## WRITTEN EXERCISE
Repeat the records word for word, excluding any picture.

BEGIN TASK DATA

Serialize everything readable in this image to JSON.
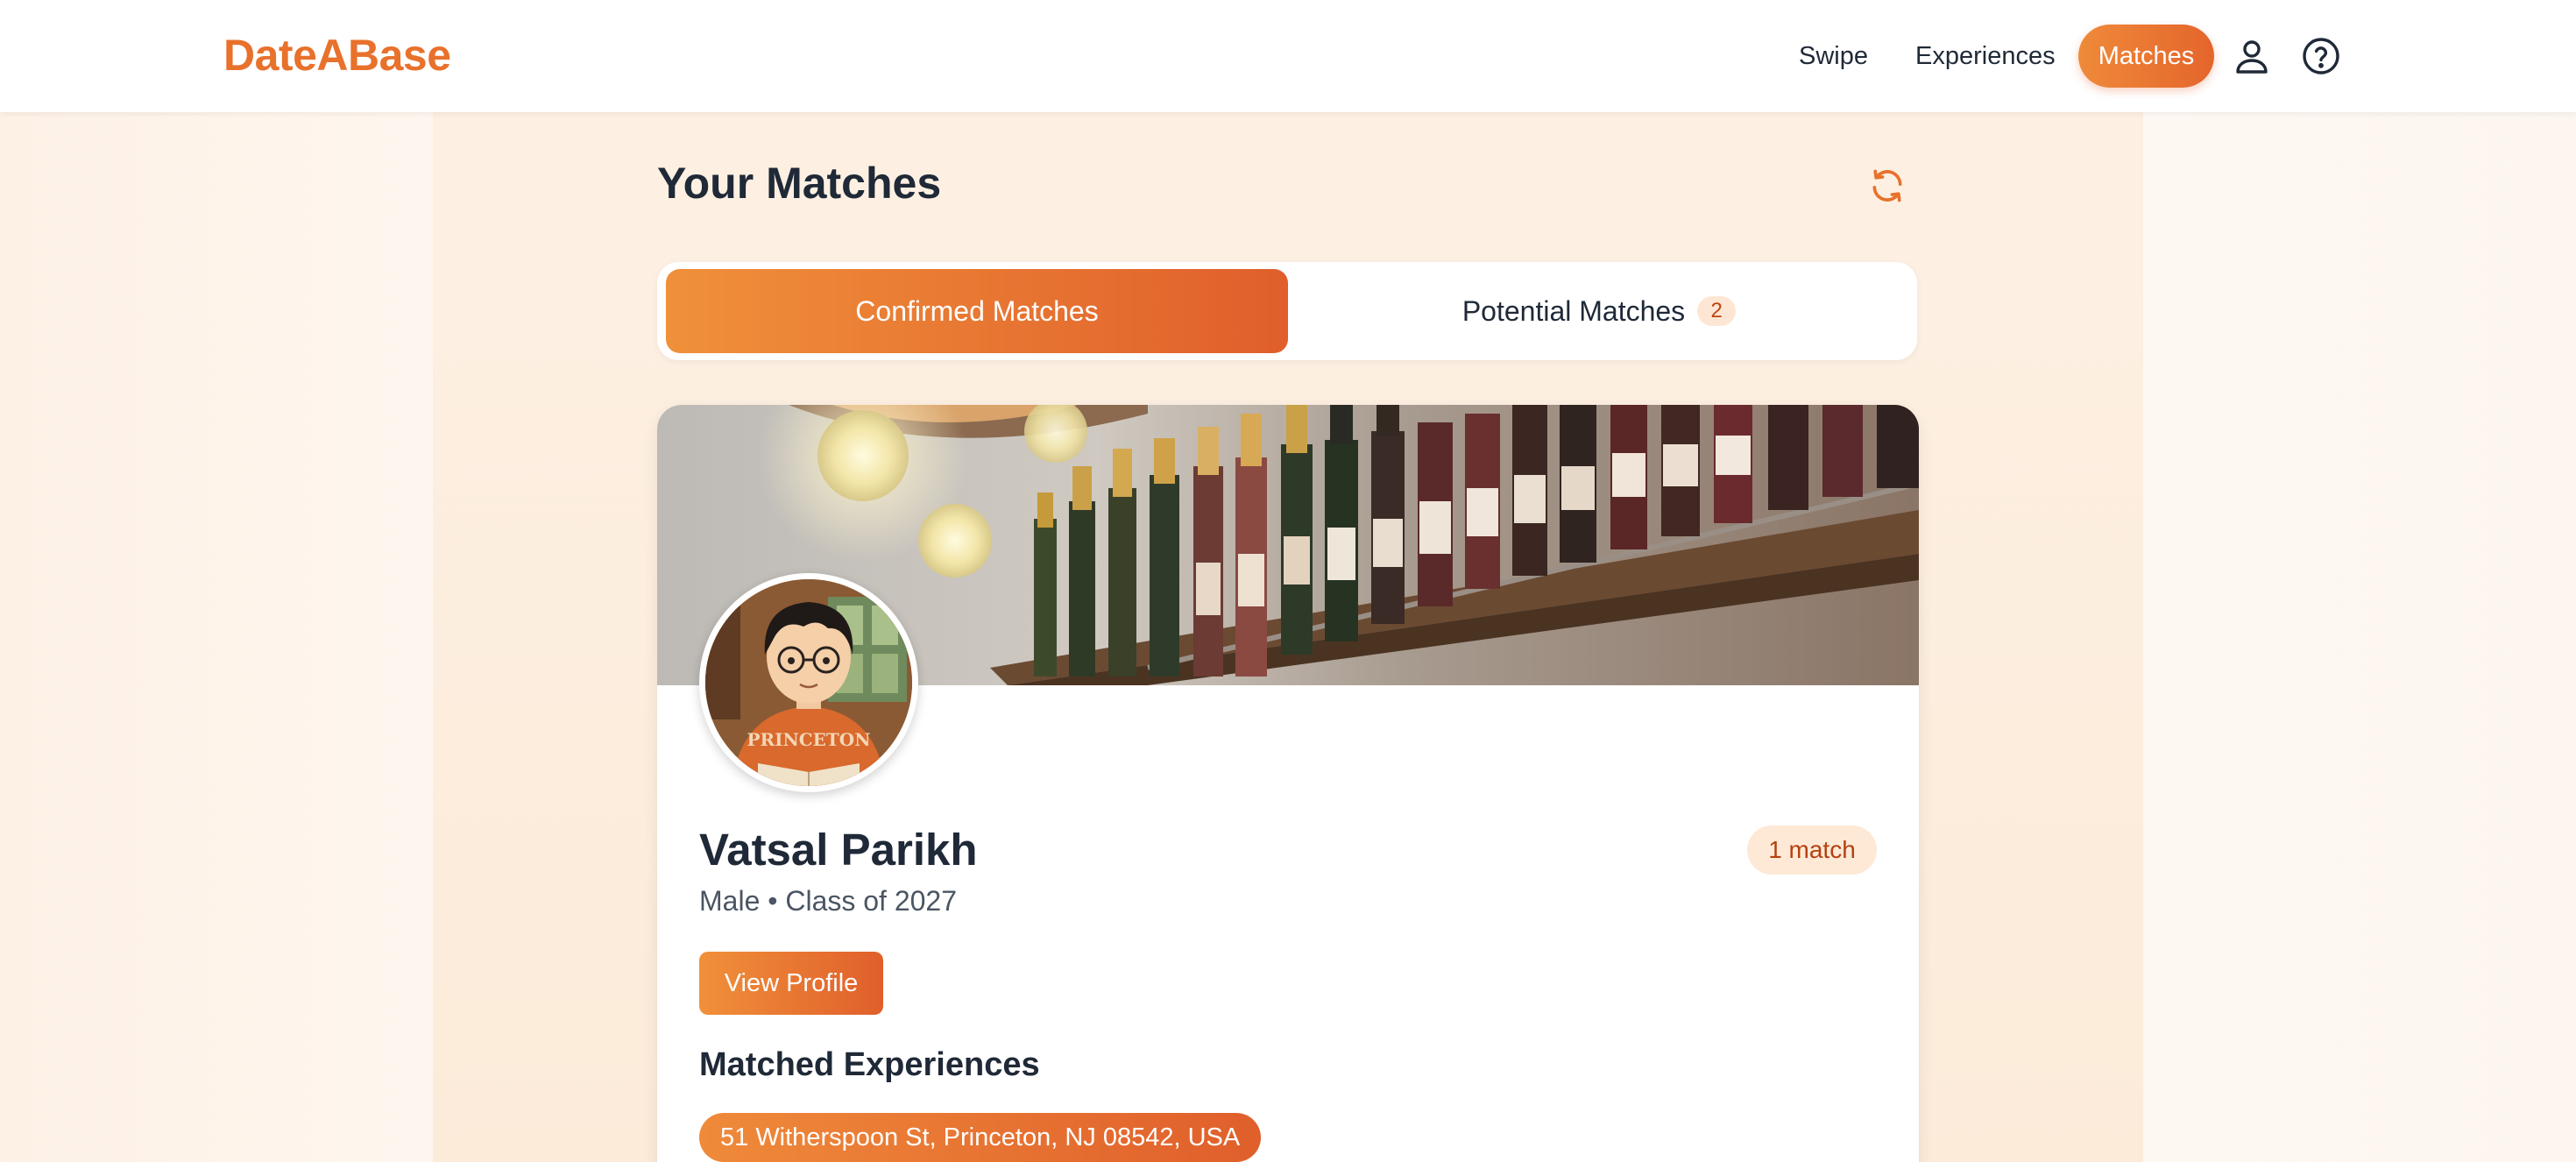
{
  "header": {
    "brand": "DateABase",
    "nav": {
      "swipe": "Swipe",
      "experiences": "Experiences",
      "matches": "Matches"
    },
    "icons": [
      "user-icon",
      "help-icon"
    ]
  },
  "page": {
    "title": "Your Matches",
    "refresh_icon": "refresh-icon"
  },
  "tabs": {
    "confirmed": "Confirmed Matches",
    "potential": "Potential Matches",
    "potential_count": "2",
    "active": "confirmed"
  },
  "match_card": {
    "name": "Vatsal Parikh",
    "meta": "Male • Class of 2027",
    "match_count": "1 match",
    "view_profile": "View Profile",
    "matched_experiences_title": "Matched Experiences",
    "experiences": [
      "51 Witherspoon St, Princeton, NJ 08542, USA"
    ],
    "avatar_shirt_text": "PRINCETON"
  },
  "colors": {
    "brand": "#e8712c",
    "accent_start": "#f0903a",
    "accent_end": "#e05f2b",
    "badge_bg": "#fde9d6",
    "badge_text": "#b4410f"
  }
}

END TASK DATA

## WRITTEN RESPONSE
Serialize everything readable in this image to JSON.
{
  "header": {
    "brand": "DateABase",
    "nav": {
      "swipe": "Swipe",
      "experiences": "Experiences",
      "matches": "Matches"
    },
    "icons": [
      "user-icon",
      "help-icon"
    ]
  },
  "page": {
    "title": "Your Matches",
    "refresh_icon": "refresh-icon"
  },
  "tabs": {
    "confirmed": "Confirmed Matches",
    "potential": "Potential Matches",
    "potential_count": "2",
    "active": "confirmed"
  },
  "match_card": {
    "name": "Vatsal Parikh",
    "meta": "Male • Class of 2027",
    "match_count": "1 match",
    "view_profile": "View Profile",
    "matched_experiences_title": "Matched Experiences",
    "experiences": [
      "51 Witherspoon St, Princeton, NJ 08542, USA"
    ],
    "avatar_shirt_text": "PRINCETON"
  },
  "colors": {
    "brand": "#e8712c",
    "accent_start": "#f0903a",
    "accent_end": "#e05f2b",
    "badge_bg": "#fde9d6",
    "badge_text": "#b4410f"
  }
}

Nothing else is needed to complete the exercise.